[start of PROVIDED RECORDS]

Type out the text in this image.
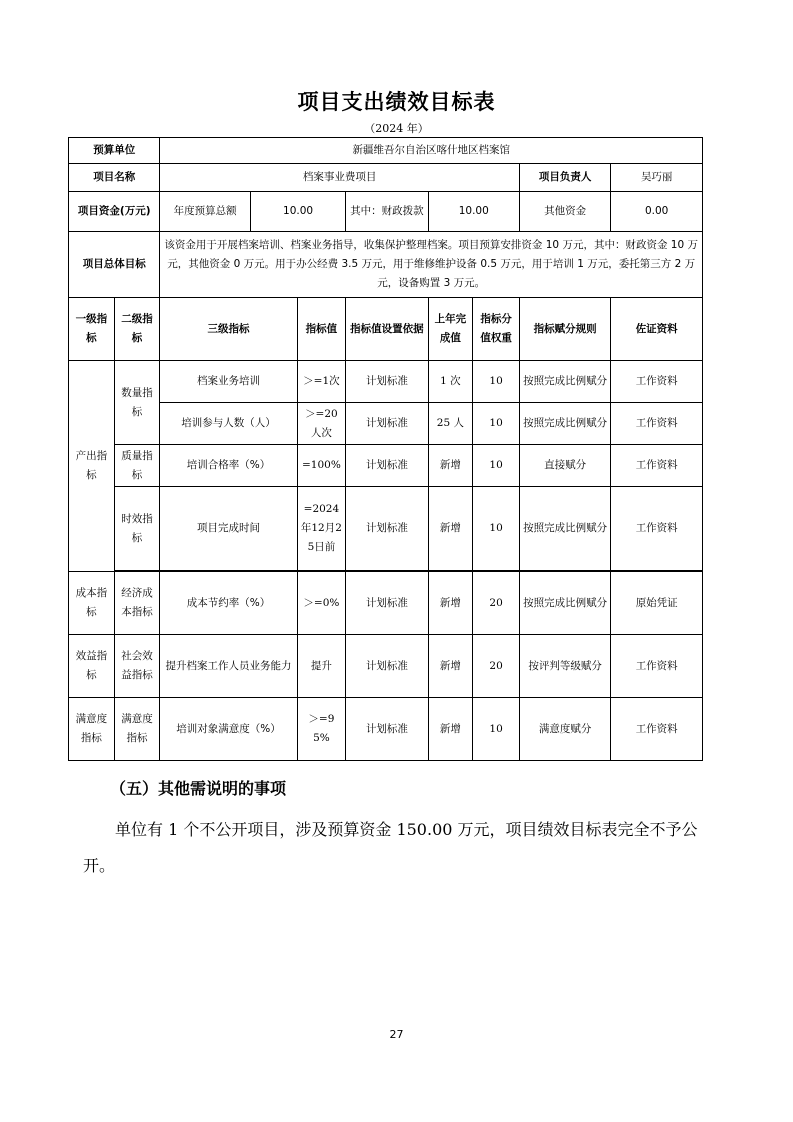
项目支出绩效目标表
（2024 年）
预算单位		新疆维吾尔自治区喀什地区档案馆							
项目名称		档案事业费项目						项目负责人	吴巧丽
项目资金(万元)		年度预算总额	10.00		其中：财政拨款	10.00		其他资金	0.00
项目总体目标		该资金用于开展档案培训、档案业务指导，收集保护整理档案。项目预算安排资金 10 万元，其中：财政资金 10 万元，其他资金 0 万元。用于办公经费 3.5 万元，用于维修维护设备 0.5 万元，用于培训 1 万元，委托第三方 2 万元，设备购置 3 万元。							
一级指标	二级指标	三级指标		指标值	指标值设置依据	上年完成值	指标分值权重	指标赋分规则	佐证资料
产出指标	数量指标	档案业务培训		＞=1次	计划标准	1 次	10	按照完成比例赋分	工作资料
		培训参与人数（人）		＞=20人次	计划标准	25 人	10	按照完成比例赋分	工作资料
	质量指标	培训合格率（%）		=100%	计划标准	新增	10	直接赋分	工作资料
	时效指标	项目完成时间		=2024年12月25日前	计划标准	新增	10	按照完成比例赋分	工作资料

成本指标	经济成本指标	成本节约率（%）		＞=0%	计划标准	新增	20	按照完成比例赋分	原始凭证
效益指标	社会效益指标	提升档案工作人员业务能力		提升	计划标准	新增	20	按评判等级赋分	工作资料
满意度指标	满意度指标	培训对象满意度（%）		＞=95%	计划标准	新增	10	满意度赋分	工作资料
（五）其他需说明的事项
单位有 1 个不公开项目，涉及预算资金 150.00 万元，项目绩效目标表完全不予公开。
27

[end of PROVIDED RECORDS]

PROBLEM TO WORK ON
Omit the pictures and give the material again, exactly and in full.

SOLUTION TO THIS TASK
Type out the text in this image.
项目支出绩效目标表
（2024 年）
预算单位		新疆维吾尔自治区喀什地区档案馆							
项目名称		档案事业费项目						项目负责人	吴巧丽
项目资金(万元)		年度预算总额	10.00		其中：财政拨款	10.00		其他资金	0.00
项目总体目标		该资金用于开展档案培训、档案业务指导，收集保护整理档案。项目预算安排资金 10 万元，其中：财政资金 10 万元，其他资金 0 万元。用于办公经费 3.5 万元，用于维修维护设备 0.5 万元，用于培训 1 万元，委托第三方 2 万元，设备购置 3 万元。							
一级指标	二级指标	三级指标		指标值	指标值设置依据	上年完成值	指标分值权重	指标赋分规则	佐证资料
产出指标	数量指标	档案业务培训		＞=1次	计划标准	1 次	10	按照完成比例赋分	工作资料
		培训参与人数（人）		＞=20人次	计划标准	25 人	10	按照完成比例赋分	工作资料
	质量指标	培训合格率（%）		=100%	计划标准	新增	10	直接赋分	工作资料
	时效指标	项目完成时间		=2024年12月25日前	计划标准	新增	10	按照完成比例赋分	工作资料

成本指标	经济成本指标	成本节约率（%）		＞=0%	计划标准	新增	20	按照完成比例赋分	原始凭证
效益指标	社会效益指标	提升档案工作人员业务能力		提升	计划标准	新增	20	按评判等级赋分	工作资料
满意度指标	满意度指标	培训对象满意度（%）		＞=95%	计划标准	新增	10	满意度赋分	工作资料
（五）其他需说明的事项
单位有 1 个不公开项目，涉及预算资金 150.00 万元，项目绩效目标表完全不予公开。
27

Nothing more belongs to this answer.